Data entries
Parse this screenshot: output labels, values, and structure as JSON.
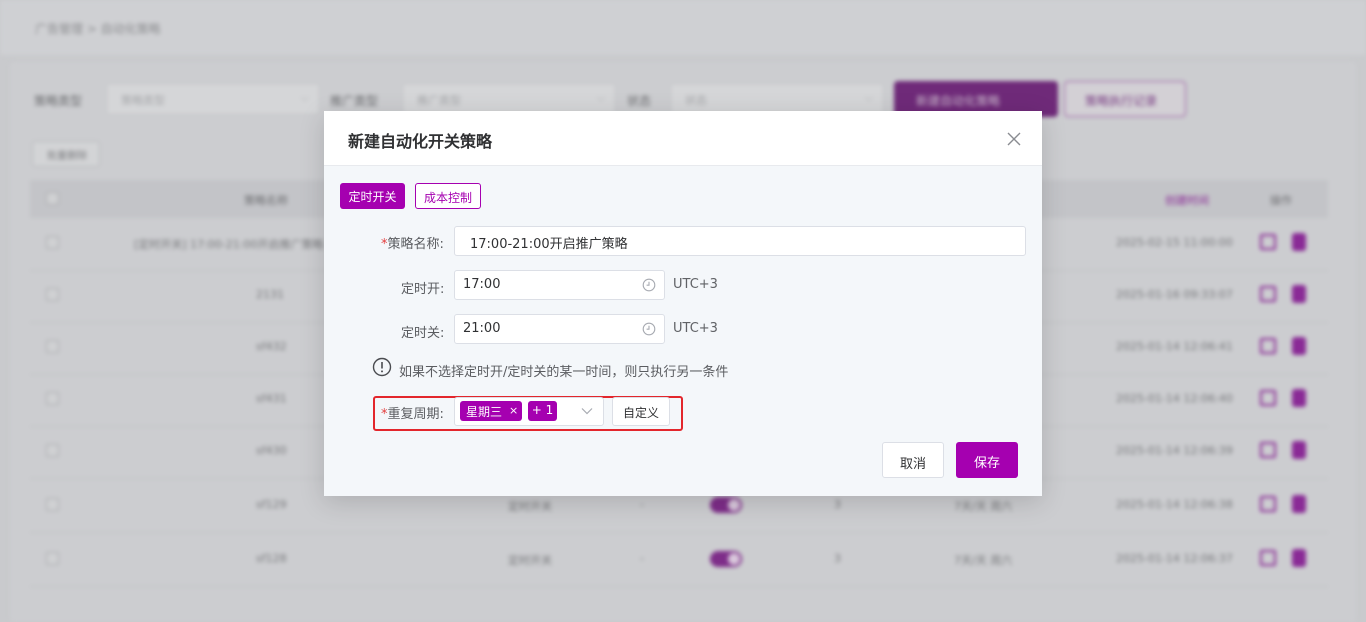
{
  "background": {
    "breadcrumb": "广告管理 > 自动化策略",
    "filters": [
      {
        "label": "策略类型",
        "placeholder": "策略类型"
      },
      {
        "label": "推广类型",
        "placeholder": "推广类型"
      },
      {
        "label": "状态",
        "placeholder": "状态"
      }
    ],
    "primary_button": "新建自动化策略",
    "outline_button": "策略执行记录",
    "batch_button": "批量删除",
    "table_headers": [
      "策略名称",
      "创建时间",
      "操作"
    ],
    "rows": [
      {
        "name": "[定时开关] 17:00-21:00开启推广策略",
        "time": "2025-02-15 11:00:00",
        "switch": false
      },
      {
        "name": "2131",
        "time": "2025-01-16 09:33:07",
        "switch": false
      },
      {
        "name": "sf432",
        "time": "2025-01-14 12:06:41",
        "switch": false
      },
      {
        "name": "sf431",
        "time": "2025-01-14 12:06:40",
        "switch": false
      },
      {
        "name": "sf430",
        "time": "2025-01-14 12:06:39",
        "switch": false
      },
      {
        "name": "sf129",
        "type": "定时开关",
        "dash": "-",
        "count": "3",
        "schedule": "7天/天 周六",
        "time": "2025-01-14 12:06:38",
        "switch": true
      },
      {
        "name": "sf128",
        "type": "定时开关",
        "dash": "-",
        "count": "3",
        "schedule": "7天/天 周六",
        "time": "2025-01-14 12:06:37",
        "switch": true
      }
    ]
  },
  "modal": {
    "title": "新建自动化开关策略",
    "tabs": [
      {
        "label": "定时开关",
        "active": true
      },
      {
        "label": "成本控制",
        "active": false
      }
    ],
    "fields": {
      "name": {
        "required_mark": "*",
        "label": "策略名称:",
        "value": "17:00-21:00开启推广策略"
      },
      "on_time": {
        "label": "定时开:",
        "value": "17:00",
        "timezone": "UTC+3"
      },
      "off_time": {
        "label": "定时关:",
        "value": "21:00",
        "timezone": "UTC+3"
      },
      "hint": "如果不选择定时开/定时关的某一时间，则只执行另一条件",
      "repeat": {
        "required_mark": "*",
        "label": "重复周期:",
        "tags": [
          "星期三"
        ],
        "tag_close": "×",
        "more_count": "+ 1",
        "custom_button": "自定义"
      }
    },
    "buttons": {
      "cancel": "取消",
      "save": "保存"
    }
  },
  "colors": {
    "accent": "#a500b0",
    "highlight": "#e3262c",
    "required": "#e33d3d"
  }
}
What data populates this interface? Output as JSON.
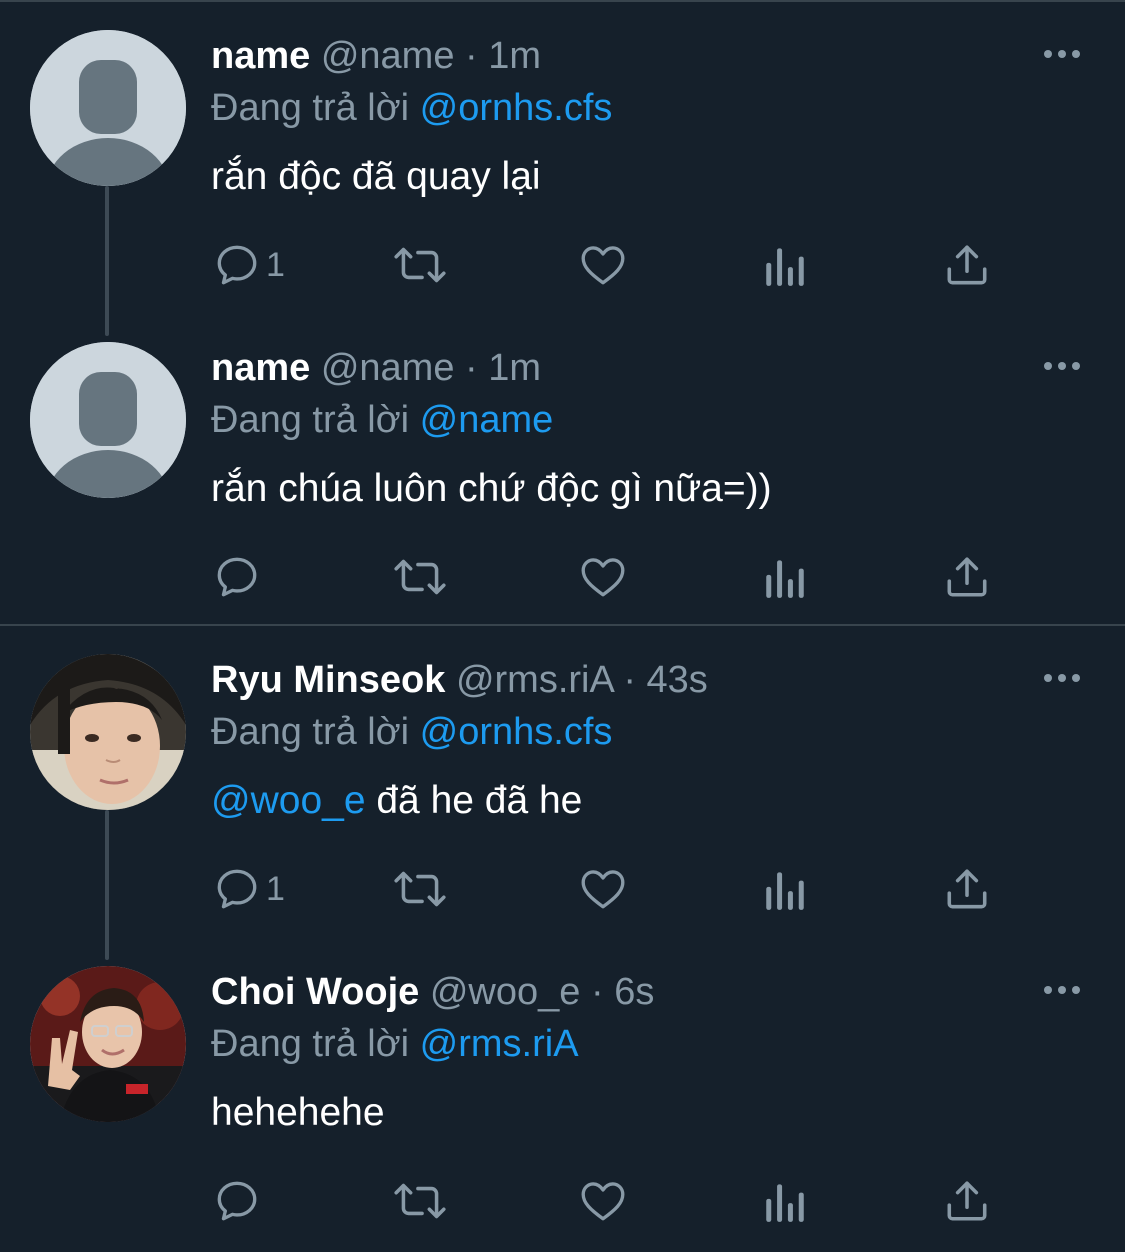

> _Task objective_: Check each line of the entries above for the word "placeholder". List the ones that have it.

> _Final answer_:
        "placeholder": "策略类型"
        "placeholder": "推广类型"
        "placeholder": "状态"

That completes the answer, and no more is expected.